--- Data for this exercise ---

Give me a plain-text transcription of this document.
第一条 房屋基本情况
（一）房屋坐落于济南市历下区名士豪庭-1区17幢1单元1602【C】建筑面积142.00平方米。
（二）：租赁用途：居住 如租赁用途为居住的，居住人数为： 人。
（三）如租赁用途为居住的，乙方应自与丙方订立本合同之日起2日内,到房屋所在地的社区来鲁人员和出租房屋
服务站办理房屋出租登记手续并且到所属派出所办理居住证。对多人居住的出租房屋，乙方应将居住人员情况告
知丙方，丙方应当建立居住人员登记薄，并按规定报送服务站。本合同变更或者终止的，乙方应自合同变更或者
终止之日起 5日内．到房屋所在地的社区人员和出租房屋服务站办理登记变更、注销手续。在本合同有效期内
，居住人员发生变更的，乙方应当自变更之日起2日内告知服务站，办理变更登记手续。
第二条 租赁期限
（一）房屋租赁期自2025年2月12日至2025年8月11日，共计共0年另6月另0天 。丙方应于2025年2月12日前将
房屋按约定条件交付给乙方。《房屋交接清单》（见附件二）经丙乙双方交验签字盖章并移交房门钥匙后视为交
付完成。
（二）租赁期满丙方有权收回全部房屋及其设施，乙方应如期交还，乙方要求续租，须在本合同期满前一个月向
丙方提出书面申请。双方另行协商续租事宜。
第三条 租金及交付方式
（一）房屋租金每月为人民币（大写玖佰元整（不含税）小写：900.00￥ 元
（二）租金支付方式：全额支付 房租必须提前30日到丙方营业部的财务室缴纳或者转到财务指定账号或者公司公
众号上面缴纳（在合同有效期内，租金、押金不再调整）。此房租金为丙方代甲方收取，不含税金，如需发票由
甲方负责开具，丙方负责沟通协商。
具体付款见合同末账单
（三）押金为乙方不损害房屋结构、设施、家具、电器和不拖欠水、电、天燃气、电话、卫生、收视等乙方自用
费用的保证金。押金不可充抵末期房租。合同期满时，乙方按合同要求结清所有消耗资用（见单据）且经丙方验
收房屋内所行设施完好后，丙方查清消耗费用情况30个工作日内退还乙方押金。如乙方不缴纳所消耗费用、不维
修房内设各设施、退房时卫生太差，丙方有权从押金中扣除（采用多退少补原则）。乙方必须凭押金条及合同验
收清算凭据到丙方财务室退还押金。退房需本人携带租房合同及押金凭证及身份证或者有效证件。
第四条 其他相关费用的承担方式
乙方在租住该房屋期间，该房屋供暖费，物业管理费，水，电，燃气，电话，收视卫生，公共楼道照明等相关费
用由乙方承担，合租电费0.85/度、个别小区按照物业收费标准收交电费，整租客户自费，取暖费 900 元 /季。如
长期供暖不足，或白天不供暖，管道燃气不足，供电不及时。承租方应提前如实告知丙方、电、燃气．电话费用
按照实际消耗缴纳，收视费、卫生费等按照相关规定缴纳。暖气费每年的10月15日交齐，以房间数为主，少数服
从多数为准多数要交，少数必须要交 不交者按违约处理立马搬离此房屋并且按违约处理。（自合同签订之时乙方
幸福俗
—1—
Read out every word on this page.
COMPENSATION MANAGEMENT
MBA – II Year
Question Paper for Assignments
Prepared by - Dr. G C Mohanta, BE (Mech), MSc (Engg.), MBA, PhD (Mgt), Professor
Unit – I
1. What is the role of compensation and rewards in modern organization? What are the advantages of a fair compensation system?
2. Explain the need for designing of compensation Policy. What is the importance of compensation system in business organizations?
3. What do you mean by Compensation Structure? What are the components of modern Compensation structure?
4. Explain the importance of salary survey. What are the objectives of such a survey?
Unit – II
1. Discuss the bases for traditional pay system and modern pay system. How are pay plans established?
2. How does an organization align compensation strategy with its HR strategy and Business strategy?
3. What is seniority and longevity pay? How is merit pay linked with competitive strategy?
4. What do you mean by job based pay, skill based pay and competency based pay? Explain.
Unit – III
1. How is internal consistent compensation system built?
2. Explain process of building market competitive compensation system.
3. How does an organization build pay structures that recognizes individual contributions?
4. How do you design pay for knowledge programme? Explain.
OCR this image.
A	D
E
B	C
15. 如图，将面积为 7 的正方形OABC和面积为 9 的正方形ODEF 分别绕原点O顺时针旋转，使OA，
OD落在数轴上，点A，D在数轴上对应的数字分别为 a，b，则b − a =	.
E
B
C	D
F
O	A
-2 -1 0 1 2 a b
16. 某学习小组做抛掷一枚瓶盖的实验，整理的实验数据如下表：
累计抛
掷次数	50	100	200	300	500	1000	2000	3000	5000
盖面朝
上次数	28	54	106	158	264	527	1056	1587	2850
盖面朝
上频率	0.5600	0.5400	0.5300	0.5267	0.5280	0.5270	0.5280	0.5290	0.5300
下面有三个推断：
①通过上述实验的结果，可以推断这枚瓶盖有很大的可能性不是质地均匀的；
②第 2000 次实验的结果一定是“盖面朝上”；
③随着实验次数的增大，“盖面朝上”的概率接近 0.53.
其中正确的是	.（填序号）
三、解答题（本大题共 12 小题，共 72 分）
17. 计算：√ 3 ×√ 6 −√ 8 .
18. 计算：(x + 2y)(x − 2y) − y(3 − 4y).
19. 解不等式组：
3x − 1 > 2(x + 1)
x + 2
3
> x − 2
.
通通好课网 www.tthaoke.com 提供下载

---

- **Work instructions**: Using the listing above, pull out all lines that hold the word "competitive".

- **Final result**:
3. What is seniority and longevity pay? How is merit pay linked with competitive strategy?
2. Explain process of building market competitive compensation system.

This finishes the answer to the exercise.